EXERCISE DESCRIPTION
Copy the listing verbatim from its first line up to and including the line containing "y-tick-label: 4.25 — [75, 211, 115, 223]". Reproduce only those lines.

RAW RECORDS

>> START

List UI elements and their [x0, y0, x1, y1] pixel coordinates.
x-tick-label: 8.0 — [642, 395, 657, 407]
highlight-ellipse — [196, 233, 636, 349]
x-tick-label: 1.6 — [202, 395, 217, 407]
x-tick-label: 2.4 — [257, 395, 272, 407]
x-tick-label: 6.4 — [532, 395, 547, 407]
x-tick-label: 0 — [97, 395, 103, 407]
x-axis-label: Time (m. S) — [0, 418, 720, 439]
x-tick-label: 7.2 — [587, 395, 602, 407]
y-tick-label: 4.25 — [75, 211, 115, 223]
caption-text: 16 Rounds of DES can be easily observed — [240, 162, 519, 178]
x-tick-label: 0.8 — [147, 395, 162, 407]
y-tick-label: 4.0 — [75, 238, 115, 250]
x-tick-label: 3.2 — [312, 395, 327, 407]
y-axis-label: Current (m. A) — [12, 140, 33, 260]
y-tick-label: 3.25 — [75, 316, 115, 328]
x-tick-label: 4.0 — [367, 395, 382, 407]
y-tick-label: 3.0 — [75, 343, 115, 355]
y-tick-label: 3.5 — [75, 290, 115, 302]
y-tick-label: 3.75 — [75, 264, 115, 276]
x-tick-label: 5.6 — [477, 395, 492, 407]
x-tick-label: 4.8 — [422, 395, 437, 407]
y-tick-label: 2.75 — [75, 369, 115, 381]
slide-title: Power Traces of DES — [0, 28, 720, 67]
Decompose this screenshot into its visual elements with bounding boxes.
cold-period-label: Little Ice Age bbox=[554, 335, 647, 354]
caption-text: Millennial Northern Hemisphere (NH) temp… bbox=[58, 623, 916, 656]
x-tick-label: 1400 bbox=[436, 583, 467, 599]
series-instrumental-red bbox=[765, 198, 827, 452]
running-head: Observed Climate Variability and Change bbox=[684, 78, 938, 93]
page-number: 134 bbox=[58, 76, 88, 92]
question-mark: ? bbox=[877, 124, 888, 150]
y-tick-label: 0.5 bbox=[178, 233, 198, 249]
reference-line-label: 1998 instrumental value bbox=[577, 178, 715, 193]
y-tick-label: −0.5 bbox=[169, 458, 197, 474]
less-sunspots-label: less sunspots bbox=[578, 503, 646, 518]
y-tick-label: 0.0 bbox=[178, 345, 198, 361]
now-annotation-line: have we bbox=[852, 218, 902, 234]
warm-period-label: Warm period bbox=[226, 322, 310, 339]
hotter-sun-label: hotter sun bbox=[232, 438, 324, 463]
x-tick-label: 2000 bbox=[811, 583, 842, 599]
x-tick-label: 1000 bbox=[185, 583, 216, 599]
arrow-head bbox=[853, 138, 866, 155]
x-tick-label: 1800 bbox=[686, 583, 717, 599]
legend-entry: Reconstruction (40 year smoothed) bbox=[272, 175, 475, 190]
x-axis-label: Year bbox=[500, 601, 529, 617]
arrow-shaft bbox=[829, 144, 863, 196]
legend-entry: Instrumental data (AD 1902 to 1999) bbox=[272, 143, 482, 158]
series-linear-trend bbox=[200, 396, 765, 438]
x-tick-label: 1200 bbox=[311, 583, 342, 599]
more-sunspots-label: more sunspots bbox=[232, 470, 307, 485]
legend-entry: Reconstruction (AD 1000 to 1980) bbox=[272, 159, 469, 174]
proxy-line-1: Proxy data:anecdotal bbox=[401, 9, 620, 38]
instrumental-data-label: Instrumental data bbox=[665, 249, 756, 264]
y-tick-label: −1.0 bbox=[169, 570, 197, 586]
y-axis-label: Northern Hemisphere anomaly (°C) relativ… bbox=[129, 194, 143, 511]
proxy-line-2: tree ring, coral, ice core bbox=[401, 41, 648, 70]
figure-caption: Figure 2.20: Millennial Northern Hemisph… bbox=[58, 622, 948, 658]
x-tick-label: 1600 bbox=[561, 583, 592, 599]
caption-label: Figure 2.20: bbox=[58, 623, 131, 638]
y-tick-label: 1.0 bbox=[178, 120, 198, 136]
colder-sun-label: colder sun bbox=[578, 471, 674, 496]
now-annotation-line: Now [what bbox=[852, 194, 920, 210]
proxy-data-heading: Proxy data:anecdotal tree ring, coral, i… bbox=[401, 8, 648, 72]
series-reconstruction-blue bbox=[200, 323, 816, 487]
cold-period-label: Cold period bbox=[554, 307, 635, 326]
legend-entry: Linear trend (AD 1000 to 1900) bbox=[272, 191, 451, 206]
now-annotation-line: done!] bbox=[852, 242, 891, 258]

>> END

TASK RESPONSE
List UI elements and their [x0, y0, x1, y1] pixel coordinates.
x-tick-label: 8.0 — [642, 395, 657, 407]
highlight-ellipse — [196, 233, 636, 349]
x-tick-label: 1.6 — [202, 395, 217, 407]
x-tick-label: 2.4 — [257, 395, 272, 407]
x-tick-label: 6.4 — [532, 395, 547, 407]
x-tick-label: 0 — [97, 395, 103, 407]
x-axis-label: Time (m. S) — [0, 418, 720, 439]
x-tick-label: 7.2 — [587, 395, 602, 407]
y-tick-label: 4.25 — [75, 211, 115, 223]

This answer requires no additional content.